* [What is required] With the pictures left out, reproduce exactly the lines running from the line with "What text is on this page?" to the last line of the material below.

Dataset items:
────────
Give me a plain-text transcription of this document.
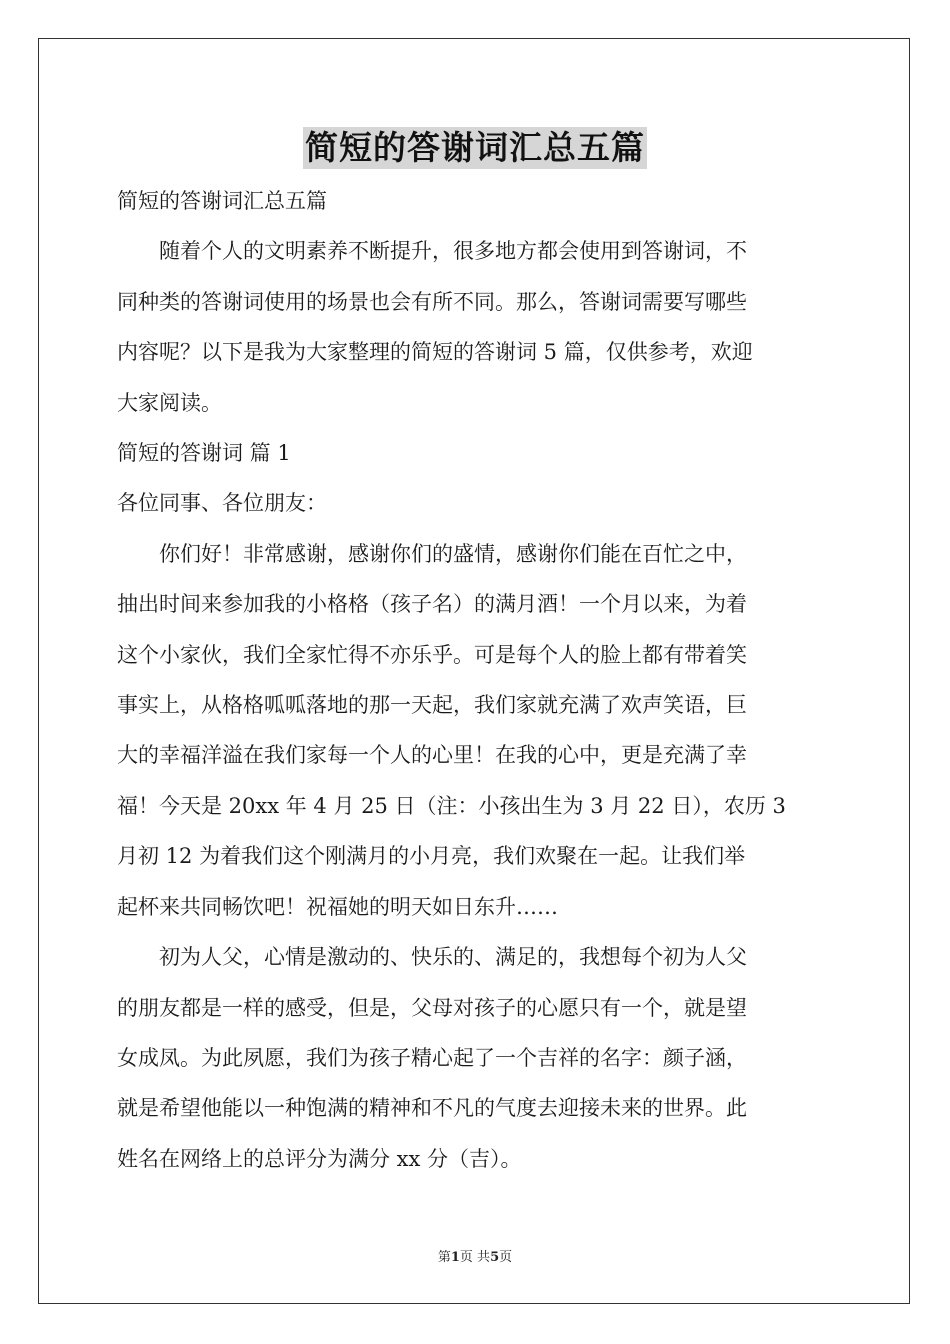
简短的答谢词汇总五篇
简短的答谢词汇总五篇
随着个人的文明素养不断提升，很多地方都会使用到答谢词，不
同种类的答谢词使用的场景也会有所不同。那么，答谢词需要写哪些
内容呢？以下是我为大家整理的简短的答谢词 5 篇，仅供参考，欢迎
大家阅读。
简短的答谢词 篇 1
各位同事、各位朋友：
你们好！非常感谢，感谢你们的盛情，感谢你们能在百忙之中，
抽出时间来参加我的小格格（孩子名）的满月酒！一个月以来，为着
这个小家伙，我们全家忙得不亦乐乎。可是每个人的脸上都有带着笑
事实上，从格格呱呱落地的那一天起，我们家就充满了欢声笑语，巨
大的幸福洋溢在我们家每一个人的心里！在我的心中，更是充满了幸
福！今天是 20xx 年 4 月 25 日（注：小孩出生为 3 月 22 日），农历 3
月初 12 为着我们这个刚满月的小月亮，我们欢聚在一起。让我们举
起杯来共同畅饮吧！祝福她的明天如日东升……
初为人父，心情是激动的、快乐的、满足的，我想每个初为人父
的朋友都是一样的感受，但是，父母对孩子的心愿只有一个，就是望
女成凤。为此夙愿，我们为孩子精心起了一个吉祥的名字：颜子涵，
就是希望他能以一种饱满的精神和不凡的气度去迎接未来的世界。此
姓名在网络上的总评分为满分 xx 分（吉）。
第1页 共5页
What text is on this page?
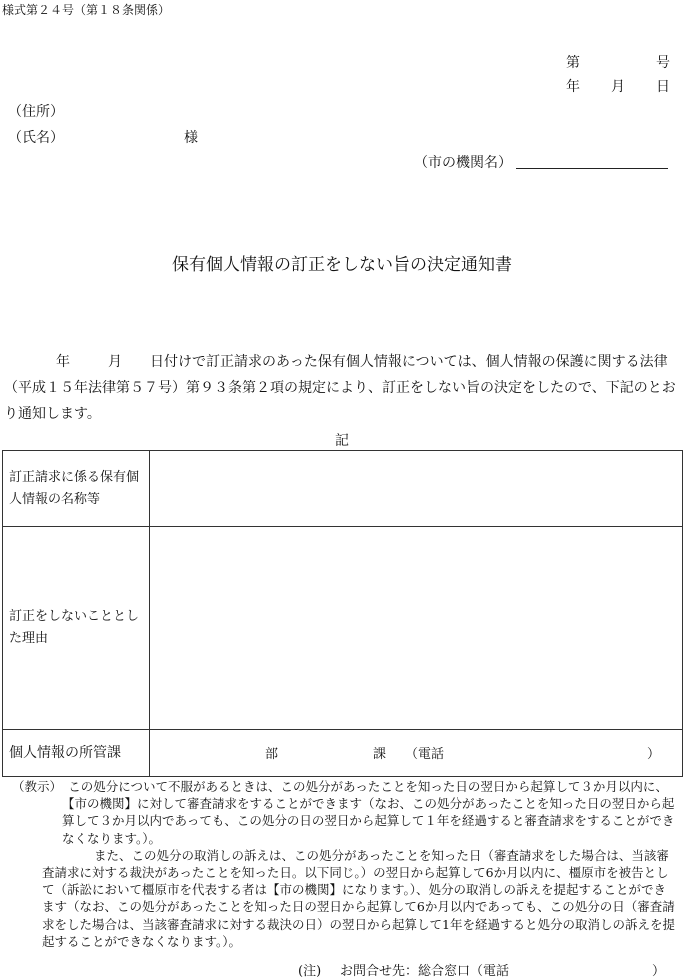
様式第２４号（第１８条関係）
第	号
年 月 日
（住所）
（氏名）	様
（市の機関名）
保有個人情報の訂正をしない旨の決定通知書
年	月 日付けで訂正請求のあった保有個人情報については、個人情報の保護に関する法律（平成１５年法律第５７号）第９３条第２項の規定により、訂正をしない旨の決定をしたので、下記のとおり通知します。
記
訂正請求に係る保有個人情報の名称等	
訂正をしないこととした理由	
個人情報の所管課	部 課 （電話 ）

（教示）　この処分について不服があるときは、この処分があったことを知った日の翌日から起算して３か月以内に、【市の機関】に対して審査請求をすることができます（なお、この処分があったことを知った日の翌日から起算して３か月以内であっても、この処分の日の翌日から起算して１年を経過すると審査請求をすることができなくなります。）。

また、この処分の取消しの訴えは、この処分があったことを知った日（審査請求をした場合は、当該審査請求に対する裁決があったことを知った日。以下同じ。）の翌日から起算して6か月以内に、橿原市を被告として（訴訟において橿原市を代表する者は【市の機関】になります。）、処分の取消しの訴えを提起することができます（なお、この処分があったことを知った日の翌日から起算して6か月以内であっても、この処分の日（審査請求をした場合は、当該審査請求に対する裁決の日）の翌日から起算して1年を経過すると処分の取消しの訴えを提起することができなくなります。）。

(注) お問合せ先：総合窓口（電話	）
────────
* [Answer to the problem]
What text is on this page?
様式第２４号（第１８条関係）
第	号
年 月 日
（住所）
（氏名）	様
（市の機関名）
保有個人情報の訂正をしない旨の決定通知書
年	月 日付けで訂正請求のあった保有個人情報については、個人情報の保護に関する法律（平成１５年法律第５７号）第９３条第２項の規定により、訂正をしない旨の決定をしたので、下記のとおり通知します。
記
訂正請求に係る保有個人情報の名称等	
訂正をしないこととした理由	
個人情報の所管課	部 課 （電話 ）

（教示）　この処分について不服があるときは、この処分があったことを知った日の翌日から起算して３か月以内に、【市の機関】に対して審査請求をすることができます（なお、この処分があったことを知った日の翌日から起算して３か月以内であっても、この処分の日の翌日から起算して１年を経過すると審査請求をすることができなくなります。）。

また、この処分の取消しの訴えは、この処分があったことを知った日（審査請求をした場合は、当該審査請求に対する裁決があったことを知った日。以下同じ。）の翌日から起算して6か月以内に、橿原市を被告として（訴訟において橿原市を代表する者は【市の機関】になります。）、処分の取消しの訴えを提起することができます（なお、この処分があったことを知った日の翌日から起算して6か月以内であっても、この処分の日（審査請求をした場合は、当該審査請求に対する裁決の日）の翌日から起算して1年を経過すると処分の取消しの訴えを提起することができなくなります。）。

(注) お問合せ先：総合窓口（電話	）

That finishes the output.